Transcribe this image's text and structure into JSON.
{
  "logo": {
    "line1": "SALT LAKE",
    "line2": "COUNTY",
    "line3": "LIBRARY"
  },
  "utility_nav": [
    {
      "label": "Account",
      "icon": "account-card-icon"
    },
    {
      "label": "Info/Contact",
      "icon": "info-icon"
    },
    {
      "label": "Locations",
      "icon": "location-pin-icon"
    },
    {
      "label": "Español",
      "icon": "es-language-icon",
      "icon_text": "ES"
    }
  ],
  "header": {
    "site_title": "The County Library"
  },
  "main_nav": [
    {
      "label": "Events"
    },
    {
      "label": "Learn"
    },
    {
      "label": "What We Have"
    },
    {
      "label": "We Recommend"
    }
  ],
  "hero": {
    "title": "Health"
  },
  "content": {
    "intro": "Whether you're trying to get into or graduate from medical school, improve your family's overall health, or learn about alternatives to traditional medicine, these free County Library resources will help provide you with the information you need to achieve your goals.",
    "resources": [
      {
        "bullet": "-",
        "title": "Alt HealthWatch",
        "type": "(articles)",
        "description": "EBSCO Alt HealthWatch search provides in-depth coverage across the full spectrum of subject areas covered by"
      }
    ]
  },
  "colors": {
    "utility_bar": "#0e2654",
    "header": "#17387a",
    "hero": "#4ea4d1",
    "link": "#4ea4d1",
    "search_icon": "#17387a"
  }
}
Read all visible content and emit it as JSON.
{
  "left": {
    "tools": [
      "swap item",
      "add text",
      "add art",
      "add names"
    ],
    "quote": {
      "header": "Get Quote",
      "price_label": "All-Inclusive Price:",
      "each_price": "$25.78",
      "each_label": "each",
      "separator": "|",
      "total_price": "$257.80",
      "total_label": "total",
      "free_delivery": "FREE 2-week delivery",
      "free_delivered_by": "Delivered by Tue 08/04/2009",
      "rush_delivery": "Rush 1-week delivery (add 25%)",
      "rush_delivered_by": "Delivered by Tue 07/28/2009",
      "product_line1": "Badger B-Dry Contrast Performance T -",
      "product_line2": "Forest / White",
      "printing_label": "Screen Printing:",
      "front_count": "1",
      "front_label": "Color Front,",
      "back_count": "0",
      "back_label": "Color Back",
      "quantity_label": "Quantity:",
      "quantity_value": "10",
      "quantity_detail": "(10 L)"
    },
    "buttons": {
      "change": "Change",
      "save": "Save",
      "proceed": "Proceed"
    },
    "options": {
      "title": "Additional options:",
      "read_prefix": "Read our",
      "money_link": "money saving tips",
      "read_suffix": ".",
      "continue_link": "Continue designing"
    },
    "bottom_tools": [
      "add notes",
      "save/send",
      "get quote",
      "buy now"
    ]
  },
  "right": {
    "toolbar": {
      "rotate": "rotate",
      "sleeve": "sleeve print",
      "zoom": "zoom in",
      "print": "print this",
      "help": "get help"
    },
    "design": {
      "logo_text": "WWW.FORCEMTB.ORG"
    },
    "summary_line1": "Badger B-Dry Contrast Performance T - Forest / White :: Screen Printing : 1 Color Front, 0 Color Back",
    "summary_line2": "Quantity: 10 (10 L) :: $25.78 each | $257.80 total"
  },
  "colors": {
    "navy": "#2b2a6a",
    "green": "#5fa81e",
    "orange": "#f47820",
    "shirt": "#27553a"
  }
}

+++

■ **WHAT IS REQUIRED**
Copy out every line holding the string "Badger".

■ **OUTPUT**
      "product_line1": "Badger B-Dry Contrast Performance T -",
    "summary_line1": "Badger B-Dry Contrast Performance T - Forest / White :: Screen Printing : 1 Color Front, 0 Color Back",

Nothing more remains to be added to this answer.